**WHAT YOU WILL DO**
Repeat every line of the data exactly, but not the pictures.

======== INPUT RECORDS

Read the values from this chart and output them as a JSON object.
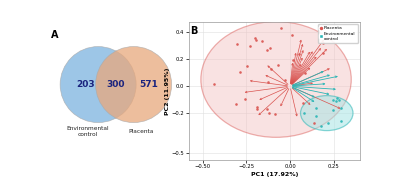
{
  "venn_left_val": "203",
  "venn_mid_val": "300",
  "venn_right_val": "571",
  "venn_left_label": "Environmental\ncontrol",
  "venn_right_label": "Placenta",
  "venn_left_color": "#7cb3e0",
  "venn_right_color": "#e8a87c",
  "venn_text_color": "#1a237e",
  "panel_a_label": "A",
  "panel_b_label": "B",
  "pc1_label": "PC1 (17.92%)",
  "pc2_label": "PC2 (11.95%)",
  "pc1_ticks": [
    -0.5,
    -0.25,
    0.0,
    0.25
  ],
  "pc2_ticks": [
    -0.5,
    -0.2,
    0.0,
    0.2,
    0.4
  ],
  "legend_placenta": "Placenta",
  "legend_env": "Environmental\ncontrol",
  "placenta_color": "#d9534f",
  "env_color": "#2ab5b5",
  "big_circle_color": "#f2bfbf",
  "small_circle_color": "#a8e4e4",
  "big_circle_edge": "#d9534f",
  "small_circle_edge": "#2ab5b5",
  "background": "#ffffff",
  "grid_color": "#e0e0e0"
}
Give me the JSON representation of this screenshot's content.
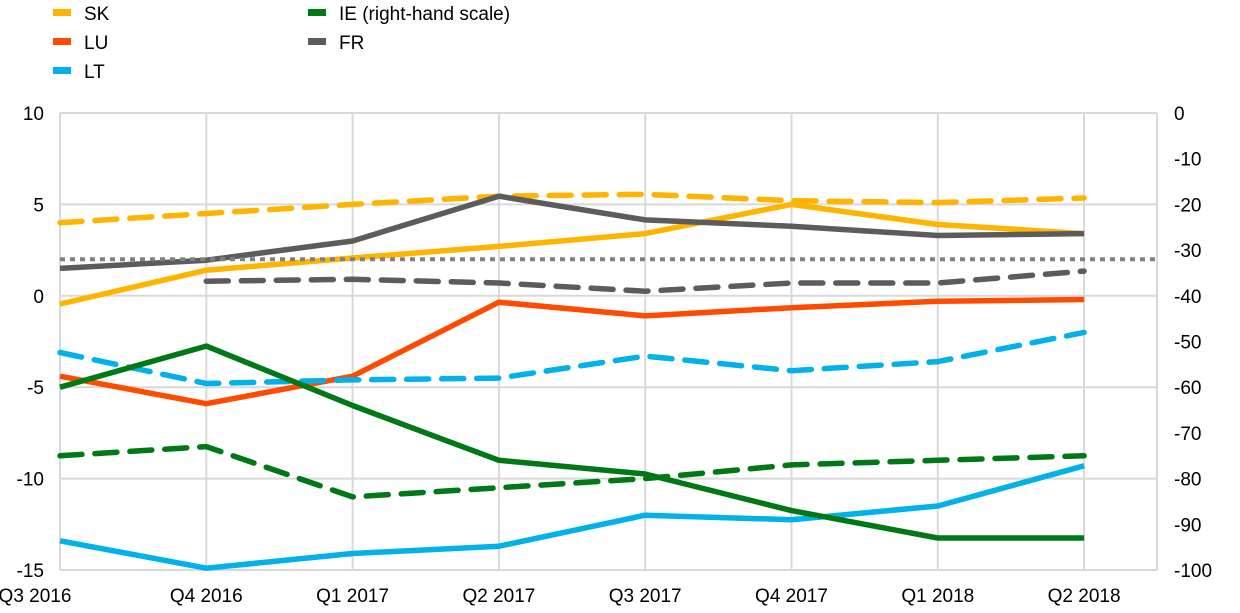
{
  "chart_data": {
    "type": "line",
    "title": "",
    "categories": [
      "Q3 2016",
      "Q4 2016",
      "Q1 2017",
      "Q2 2017",
      "Q3 2017",
      "Q4 2017",
      "Q1 2018",
      "Q2 2018"
    ],
    "left_axis": {
      "ylim": [
        -15,
        10
      ],
      "ticks": [
        "10",
        "5",
        "0",
        "-5",
        "-10",
        "-15"
      ],
      "tick_values": [
        10,
        5,
        0,
        -5,
        -10,
        -15
      ]
    },
    "right_axis": {
      "ylim": [
        -100,
        0
      ],
      "ticks": [
        "0",
        "-10",
        "-20",
        "-30",
        "-40",
        "-50",
        "-60",
        "-70",
        "-80",
        "-90",
        "-100"
      ],
      "tick_values": [
        0,
        -10,
        -20,
        -30,
        -40,
        -50,
        -60,
        -70,
        -80,
        -90,
        -100
      ]
    },
    "grid": true,
    "legend": {
      "placement": "top-left",
      "entries": [
        {
          "label": "SK",
          "color": "#FFB400"
        },
        {
          "label": "LU",
          "color": "#FF4B00"
        },
        {
          "label": "LT",
          "color": "#00B1EA"
        },
        {
          "label": "IE (right-hand scale)",
          "color": "#007816"
        },
        {
          "label": "FR",
          "color": "#5C5C5C"
        }
      ]
    },
    "series": [
      {
        "name": "SK",
        "style": "solid",
        "axis": "left",
        "color": "#FFB400",
        "values": [
          -0.45,
          1.4,
          2.07,
          2.7,
          3.4,
          5.0,
          3.9,
          3.4
        ]
      },
      {
        "name": "SK",
        "style": "dashed",
        "axis": "left",
        "color": "#FFB400",
        "values": [
          4.0,
          4.5,
          5.0,
          5.45,
          5.55,
          5.2,
          5.1,
          5.35
        ]
      },
      {
        "name": "LU",
        "style": "solid",
        "axis": "left",
        "color": "#FF4B00",
        "values": [
          -4.4,
          -5.9,
          -4.4,
          -0.35,
          -1.1,
          -0.65,
          -0.3,
          -0.2
        ]
      },
      {
        "name": "LT",
        "style": "solid",
        "axis": "left",
        "color": "#00B1EA",
        "values": [
          -13.4,
          -14.9,
          -14.1,
          -13.7,
          -12.0,
          -12.25,
          -11.5,
          -9.3
        ]
      },
      {
        "name": "LT",
        "style": "dashed",
        "axis": "left",
        "color": "#00B1EA",
        "values": [
          -3.1,
          -4.8,
          -4.6,
          -4.5,
          -3.3,
          -4.1,
          -3.6,
          -2.0
        ]
      },
      {
        "name": "IE (right-hand scale)",
        "style": "solid",
        "axis": "right",
        "color": "#007816",
        "values": [
          -60,
          -51,
          -64,
          -76,
          -79,
          -87,
          -93,
          -93
        ]
      },
      {
        "name": "IE (right-hand scale)",
        "style": "dashed",
        "axis": "right",
        "color": "#007816",
        "values": [
          -75,
          -73,
          -84,
          -82,
          -80,
          -77,
          -76,
          -75
        ]
      },
      {
        "name": "FR",
        "style": "solid",
        "axis": "left",
        "color": "#5C5C5C",
        "values": [
          1.5,
          1.95,
          3.0,
          5.45,
          4.15,
          3.8,
          3.3,
          3.4
        ]
      },
      {
        "name": "FR",
        "style": "dashed",
        "axis": "left",
        "color": "#5C5C5C",
        "values": [
          null,
          0.8,
          0.9,
          0.7,
          0.25,
          0.7,
          0.7,
          1.35
        ]
      },
      {
        "name": "reference",
        "style": "dotted",
        "axis": "left",
        "color": "#808080",
        "values": [
          2.0,
          2.0,
          2.0,
          2.0,
          2.0,
          2.0,
          2.0,
          2.0
        ]
      }
    ]
  }
}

================

**TASK ANSWER**
Read the values from this chart and output them as a JSON object.
{
  "venn_left_val": "203",
  "venn_mid_val": "300",
  "venn_right_val": "571",
  "venn_left_label": "Environmental\ncontrol",
  "venn_right_label": "Placenta",
  "venn_left_color": "#7cb3e0",
  "venn_right_color": "#e8a87c",
  "venn_text_color": "#1a237e",
  "panel_a_label": "A",
  "panel_b_label": "B",
  "pc1_label": "PC1 (17.92%)",
  "pc2_label": "PC2 (11.95%)",
  "pc1_ticks": [
    -0.5,
    -0.25,
    0.0,
    0.25
  ],
  "pc2_ticks": [
    -0.5,
    -0.2,
    0.0,
    0.2,
    0.4
  ],
  "legend_placenta": "Placenta",
  "legend_env": "Environmental\ncontrol",
  "placenta_color": "#d9534f",
  "env_color": "#2ab5b5",
  "big_circle_color": "#f2bfbf",
  "small_circle_color": "#a8e4e4",
  "big_circle_edge": "#d9534f",
  "small_circle_edge": "#2ab5b5",
  "background": "#ffffff",
  "grid_color": "#e0e0e0"
}
Give me the JSON representation of this screenshot's content.
{
  "chart_data": {
    "type": "line",
    "title": "",
    "categories": [
      "Q3 2016",
      "Q4 2016",
      "Q1 2017",
      "Q2 2017",
      "Q3 2017",
      "Q4 2017",
      "Q1 2018",
      "Q2 2018"
    ],
    "left_axis": {
      "ylim": [
        -15,
        10
      ],
      "ticks": [
        "10",
        "5",
        "0",
        "-5",
        "-10",
        "-15"
      ],
      "tick_values": [
        10,
        5,
        0,
        -5,
        -10,
        -15
      ]
    },
    "right_axis": {
      "ylim": [
        -100,
        0
      ],
      "ticks": [
        "0",
        "-10",
        "-20",
        "-30",
        "-40",
        "-50",
        "-60",
        "-70",
        "-80",
        "-90",
        "-100"
      ],
      "tick_values": [
        0,
        -10,
        -20,
        -30,
        -40,
        -50,
        -60,
        -70,
        -80,
        -90,
        -100
      ]
    },
    "grid": true,
    "legend": {
      "placement": "top-left",
      "entries": [
        {
          "label": "SK",
          "color": "#FFB400"
        },
        {
          "label": "LU",
          "color": "#FF4B00"
        },
        {
          "label": "LT",
          "color": "#00B1EA"
        },
        {
          "label": "IE (right-hand scale)",
          "color": "#007816"
        },
        {
          "label": "FR",
          "color": "#5C5C5C"
        }
      ]
    },
    "series": [
      {
        "name": "SK",
        "style": "solid",
        "axis": "left",
        "color": "#FFB400",
        "values": [
          -0.45,
          1.4,
          2.07,
          2.7,
          3.4,
          5.0,
          3.9,
          3.4
        ]
      },
      {
        "name": "SK",
        "style": "dashed",
        "axis": "left",
        "color": "#FFB400",
        "values": [
          4.0,
          4.5,
          5.0,
          5.45,
          5.55,
          5.2,
          5.1,
          5.35
        ]
      },
      {
        "name": "LU",
        "style": "solid",
        "axis": "left",
        "color": "#FF4B00",
        "values": [
          -4.4,
          -5.9,
          -4.4,
          -0.35,
          -1.1,
          -0.65,
          -0.3,
          -0.2
        ]
      },
      {
        "name": "LT",
        "style": "solid",
        "axis": "left",
        "color": "#00B1EA",
        "values": [
          -13.4,
          -14.9,
          -14.1,
          -13.7,
          -12.0,
          -12.25,
          -11.5,
          -9.3
        ]
      },
      {
        "name": "LT",
        "style": "dashed",
        "axis": "left",
        "color": "#00B1EA",
        "values": [
          -3.1,
          -4.8,
          -4.6,
          -4.5,
          -3.3,
          -4.1,
          -3.6,
          -2.0
        ]
      },
      {
        "name": "IE (right-hand scale)",
        "style": "solid",
        "axis": "right",
        "color": "#007816",
        "values": [
          -60,
          -51,
          -64,
          -76,
          -79,
          -87,
          -93,
          -93
        ]
      },
      {
        "name": "IE (right-hand scale)",
        "style": "dashed",
        "axis": "right",
        "color": "#007816",
        "values": [
          -75,
          -73,
          -84,
          -82,
          -80,
          -77,
          -76,
          -75
        ]
      },
      {
        "name": "FR",
        "style": "solid",
        "axis": "left",
        "color": "#5C5C5C",
        "values": [
          1.5,
          1.95,
          3.0,
          5.45,
          4.15,
          3.8,
          3.3,
          3.4
        ]
      },
      {
        "name": "FR",
        "style": "dashed",
        "axis": "left",
        "color": "#5C5C5C",
        "values": [
          null,
          0.8,
          0.9,
          0.7,
          0.25,
          0.7,
          0.7,
          1.35
        ]
      },
      {
        "name": "reference",
        "style": "dotted",
        "axis": "left",
        "color": "#808080",
        "values": [
          2.0,
          2.0,
          2.0,
          2.0,
          2.0,
          2.0,
          2.0,
          2.0
        ]
      }
    ]
  }
}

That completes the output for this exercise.